Start DATASET ENTRIES

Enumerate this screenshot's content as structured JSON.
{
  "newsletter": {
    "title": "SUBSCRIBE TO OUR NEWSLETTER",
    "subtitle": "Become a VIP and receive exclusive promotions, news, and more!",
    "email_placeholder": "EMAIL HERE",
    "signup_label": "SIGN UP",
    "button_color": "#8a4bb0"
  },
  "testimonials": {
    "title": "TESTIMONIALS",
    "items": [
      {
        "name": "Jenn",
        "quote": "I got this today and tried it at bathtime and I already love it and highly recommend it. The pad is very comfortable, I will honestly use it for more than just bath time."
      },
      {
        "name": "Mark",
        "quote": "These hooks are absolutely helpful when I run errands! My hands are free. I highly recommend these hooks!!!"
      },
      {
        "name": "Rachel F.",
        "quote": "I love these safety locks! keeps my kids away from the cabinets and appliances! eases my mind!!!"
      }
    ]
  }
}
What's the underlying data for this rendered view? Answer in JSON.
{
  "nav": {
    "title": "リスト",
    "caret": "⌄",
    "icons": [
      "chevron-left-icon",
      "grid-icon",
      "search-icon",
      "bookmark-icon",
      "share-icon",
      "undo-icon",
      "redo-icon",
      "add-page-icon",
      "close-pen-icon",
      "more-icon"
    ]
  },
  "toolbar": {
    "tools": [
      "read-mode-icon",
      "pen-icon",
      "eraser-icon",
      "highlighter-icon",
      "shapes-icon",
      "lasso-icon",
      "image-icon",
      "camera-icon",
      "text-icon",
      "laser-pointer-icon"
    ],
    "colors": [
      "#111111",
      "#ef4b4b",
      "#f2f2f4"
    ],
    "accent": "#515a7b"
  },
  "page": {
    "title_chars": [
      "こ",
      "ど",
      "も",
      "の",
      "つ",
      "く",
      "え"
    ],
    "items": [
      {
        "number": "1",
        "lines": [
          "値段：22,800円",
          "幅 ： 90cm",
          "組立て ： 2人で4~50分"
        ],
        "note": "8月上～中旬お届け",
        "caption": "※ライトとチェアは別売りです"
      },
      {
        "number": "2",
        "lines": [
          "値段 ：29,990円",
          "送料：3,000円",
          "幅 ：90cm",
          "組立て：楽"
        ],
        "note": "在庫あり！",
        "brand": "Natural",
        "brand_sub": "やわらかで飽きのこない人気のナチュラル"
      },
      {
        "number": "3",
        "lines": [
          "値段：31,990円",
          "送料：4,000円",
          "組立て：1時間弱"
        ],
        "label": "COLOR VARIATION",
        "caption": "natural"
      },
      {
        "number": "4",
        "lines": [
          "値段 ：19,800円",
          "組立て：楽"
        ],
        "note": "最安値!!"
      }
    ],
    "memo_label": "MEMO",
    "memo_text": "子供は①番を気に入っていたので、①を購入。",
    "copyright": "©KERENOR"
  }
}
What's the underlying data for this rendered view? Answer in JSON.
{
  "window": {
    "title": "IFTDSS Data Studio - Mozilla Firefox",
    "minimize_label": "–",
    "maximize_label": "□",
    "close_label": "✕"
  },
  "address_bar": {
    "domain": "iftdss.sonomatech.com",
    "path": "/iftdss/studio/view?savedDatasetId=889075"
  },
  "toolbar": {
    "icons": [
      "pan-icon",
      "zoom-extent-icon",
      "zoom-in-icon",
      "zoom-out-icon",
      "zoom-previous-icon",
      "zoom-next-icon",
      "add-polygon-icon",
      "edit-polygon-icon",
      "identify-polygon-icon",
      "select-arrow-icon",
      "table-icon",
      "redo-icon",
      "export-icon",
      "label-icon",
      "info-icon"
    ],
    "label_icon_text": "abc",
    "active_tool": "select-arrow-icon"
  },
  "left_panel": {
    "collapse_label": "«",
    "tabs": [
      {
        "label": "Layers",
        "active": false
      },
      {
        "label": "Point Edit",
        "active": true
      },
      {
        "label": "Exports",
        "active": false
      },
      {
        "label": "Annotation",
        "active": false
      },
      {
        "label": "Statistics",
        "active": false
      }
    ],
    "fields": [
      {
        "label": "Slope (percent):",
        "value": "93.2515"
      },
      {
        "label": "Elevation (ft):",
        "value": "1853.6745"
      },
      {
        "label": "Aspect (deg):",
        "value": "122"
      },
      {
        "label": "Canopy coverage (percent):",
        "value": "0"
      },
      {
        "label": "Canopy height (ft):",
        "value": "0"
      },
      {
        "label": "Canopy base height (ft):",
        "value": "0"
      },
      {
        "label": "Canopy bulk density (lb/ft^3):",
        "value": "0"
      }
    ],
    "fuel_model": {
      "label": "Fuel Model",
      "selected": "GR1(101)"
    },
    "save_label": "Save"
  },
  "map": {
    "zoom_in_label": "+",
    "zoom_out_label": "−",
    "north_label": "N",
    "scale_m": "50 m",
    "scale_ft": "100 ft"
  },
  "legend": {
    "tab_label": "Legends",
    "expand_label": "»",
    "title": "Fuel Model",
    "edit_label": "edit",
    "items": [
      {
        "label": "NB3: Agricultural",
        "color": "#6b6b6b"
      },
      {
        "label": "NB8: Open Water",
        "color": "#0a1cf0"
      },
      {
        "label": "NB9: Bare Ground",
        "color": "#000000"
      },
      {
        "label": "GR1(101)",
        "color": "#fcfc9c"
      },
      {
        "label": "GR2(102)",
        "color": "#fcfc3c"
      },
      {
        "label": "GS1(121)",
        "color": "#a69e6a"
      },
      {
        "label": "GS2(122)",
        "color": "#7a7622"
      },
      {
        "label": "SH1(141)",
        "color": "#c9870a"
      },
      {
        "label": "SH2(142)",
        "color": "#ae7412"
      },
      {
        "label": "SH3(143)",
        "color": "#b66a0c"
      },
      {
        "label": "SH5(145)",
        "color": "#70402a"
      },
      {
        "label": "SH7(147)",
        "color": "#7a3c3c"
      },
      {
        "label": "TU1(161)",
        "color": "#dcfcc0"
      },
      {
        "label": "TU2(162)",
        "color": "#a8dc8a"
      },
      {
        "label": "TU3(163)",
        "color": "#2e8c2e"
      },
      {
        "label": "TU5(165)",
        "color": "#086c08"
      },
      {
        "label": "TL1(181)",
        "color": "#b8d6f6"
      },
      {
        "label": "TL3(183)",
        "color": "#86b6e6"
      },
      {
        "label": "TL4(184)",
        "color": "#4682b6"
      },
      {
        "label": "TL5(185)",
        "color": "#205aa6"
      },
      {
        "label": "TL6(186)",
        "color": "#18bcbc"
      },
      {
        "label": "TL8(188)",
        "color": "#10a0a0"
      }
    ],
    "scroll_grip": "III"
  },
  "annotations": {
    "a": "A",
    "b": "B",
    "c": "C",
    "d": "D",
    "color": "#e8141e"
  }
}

End DATASET ENTRIES

Recopy all the lines exactly as they appear.

Enumerate this screenshot's content as structured JSON.
{
  "newsletter": {
    "title": "SUBSCRIBE TO OUR NEWSLETTER",
    "subtitle": "Become a VIP and receive exclusive promotions, news, and more!",
    "email_placeholder": "EMAIL HERE",
    "signup_label": "SIGN UP",
    "button_color": "#8a4bb0"
  },
  "testimonials": {
    "title": "TESTIMONIALS",
    "items": [
      {
        "name": "Jenn",
        "quote": "I got this today and tried it at bathtime and I already love it and highly recommend it. The pad is very comfortable, I will honestly use it for more than just bath time."
      },
      {
        "name": "Mark",
        "quote": "These hooks are absolutely helpful when I run errands! My hands are free. I highly recommend these hooks!!!"
      },
      {
        "name": "Rachel F.",
        "quote": "I love these safety locks! keeps my kids away from the cabinets and appliances! eases my mind!!!"
      }
    ]
  }
}
What's the underlying data for this rendered view? Answer in JSON.
{
  "nav": {
    "title": "リスト",
    "caret": "⌄",
    "icons": [
      "chevron-left-icon",
      "grid-icon",
      "search-icon",
      "bookmark-icon",
      "share-icon",
      "undo-icon",
      "redo-icon",
      "add-page-icon",
      "close-pen-icon",
      "more-icon"
    ]
  },
  "toolbar": {
    "tools": [
      "read-mode-icon",
      "pen-icon",
      "eraser-icon",
      "highlighter-icon",
      "shapes-icon",
      "lasso-icon",
      "image-icon",
      "camera-icon",
      "text-icon",
      "laser-pointer-icon"
    ],
    "colors": [
      "#111111",
      "#ef4b4b",
      "#f2f2f4"
    ],
    "accent": "#515a7b"
  },
  "page": {
    "title_chars": [
      "こ",
      "ど",
      "も",
      "の",
      "つ",
      "く",
      "え"
    ],
    "items": [
      {
        "number": "1",
        "lines": [
          "値段：22,800円",
          "幅 ： 90cm",
          "組立て ： 2人で4~50分"
        ],
        "note": "8月上～中旬お届け",
        "caption": "※ライトとチェアは別売りです"
      },
      {
        "number": "2",
        "lines": [
          "値段 ：29,990円",
          "送料：3,000円",
          "幅 ：90cm",
          "組立て：楽"
        ],
        "note": "在庫あり！",
        "brand": "Natural",
        "brand_sub": "やわらかで飽きのこない人気のナチュラル"
      },
      {
        "number": "3",
        "lines": [
          "値段：31,990円",
          "送料：4,000円",
          "組立て：1時間弱"
        ],
        "label": "COLOR VARIATION",
        "caption": "natural"
      },
      {
        "number": "4",
        "lines": [
          "値段 ：19,800円",
          "組立て：楽"
        ],
        "note": "最安値!!"
      }
    ],
    "memo_label": "MEMO",
    "memo_text": "子供は①番を気に入っていたので、①を購入。",
    "copyright": "©KERENOR"
  }
}
What's the underlying data for this rendered view? Answer in JSON.
{
  "window": {
    "title": "IFTDSS Data Studio - Mozilla Firefox",
    "minimize_label": "–",
    "maximize_label": "□",
    "close_label": "✕"
  },
  "address_bar": {
    "domain": "iftdss.sonomatech.com",
    "path": "/iftdss/studio/view?savedDatasetId=889075"
  },
  "toolbar": {
    "icons": [
      "pan-icon",
      "zoom-extent-icon",
      "zoom-in-icon",
      "zoom-out-icon",
      "zoom-previous-icon",
      "zoom-next-icon",
      "add-polygon-icon",
      "edit-polygon-icon",
      "identify-polygon-icon",
      "select-arrow-icon",
      "table-icon",
      "redo-icon",
      "export-icon",
      "label-icon",
      "info-icon"
    ],
    "label_icon_text": "abc",
    "active_tool": "select-arrow-icon"
  },
  "left_panel": {
    "collapse_label": "«",
    "tabs": [
      {
        "label": "Layers",
        "active": false
      },
      {
        "label": "Point Edit",
        "active": true
      },
      {
        "label": "Exports",
        "active": false
      },
      {
        "label": "Annotation",
        "active": false
      },
      {
        "label": "Statistics",
        "active": false
      }
    ],
    "fields": [
      {
        "label": "Slope (percent):",
        "value": "93.2515"
      },
      {
        "label": "Elevation (ft):",
        "value": "1853.6745"
      },
      {
        "label": "Aspect (deg):",
        "value": "122"
      },
      {
        "label": "Canopy coverage (percent):",
        "value": "0"
      },
      {
        "label": "Canopy height (ft):",
        "value": "0"
      },
      {
        "label": "Canopy base height (ft):",
        "value": "0"
      },
      {
        "label": "Canopy bulk density (lb/ft^3):",
        "value": "0"
      }
    ],
    "fuel_model": {
      "label": "Fuel Model",
      "selected": "GR1(101)"
    },
    "save_label": "Save"
  },
  "map": {
    "zoom_in_label": "+",
    "zoom_out_label": "−",
    "north_label": "N",
    "scale_m": "50 m",
    "scale_ft": "100 ft"
  },
  "legend": {
    "tab_label": "Legends",
    "expand_label": "»",
    "title": "Fuel Model",
    "edit_label": "edit",
    "items": [
      {
        "label": "NB3: Agricultural",
        "color": "#6b6b6b"
      },
      {
        "label": "NB8: Open Water",
        "color": "#0a1cf0"
      },
      {
        "label": "NB9: Bare Ground",
        "color": "#000000"
      },
      {
        "label": "GR1(101)",
        "color": "#fcfc9c"
      },
      {
        "label": "GR2(102)",
        "color": "#fcfc3c"
      },
      {
        "label": "GS1(121)",
        "color": "#a69e6a"
      },
      {
        "label": "GS2(122)",
        "color": "#7a7622"
      },
      {
        "label": "SH1(141)",
        "color": "#c9870a"
      },
      {
        "label": "SH2(142)",
        "color": "#ae7412"
      },
      {
        "label": "SH3(143)",
        "color": "#b66a0c"
      },
      {
        "label": "SH5(145)",
        "color": "#70402a"
      },
      {
        "label": "SH7(147)",
        "color": "#7a3c3c"
      },
      {
        "label": "TU1(161)",
        "color": "#dcfcc0"
      },
      {
        "label": "TU2(162)",
        "color": "#a8dc8a"
      },
      {
        "label": "TU3(163)",
        "color": "#2e8c2e"
      },
      {
        "label": "TU5(165)",
        "color": "#086c08"
      },
      {
        "label": "TL1(181)",
        "color": "#b8d6f6"
      },
      {
        "label": "TL3(183)",
        "color": "#86b6e6"
      },
      {
        "label": "TL4(184)",
        "color": "#4682b6"
      },
      {
        "label": "TL5(185)",
        "color": "#205aa6"
      },
      {
        "label": "TL6(186)",
        "color": "#18bcbc"
      },
      {
        "label": "TL8(188)",
        "color": "#10a0a0"
      }
    ],
    "scroll_grip": "III"
  },
  "annotations": {
    "a": "A",
    "b": "B",
    "c": "C",
    "d": "D",
    "color": "#e8141e"
  }
}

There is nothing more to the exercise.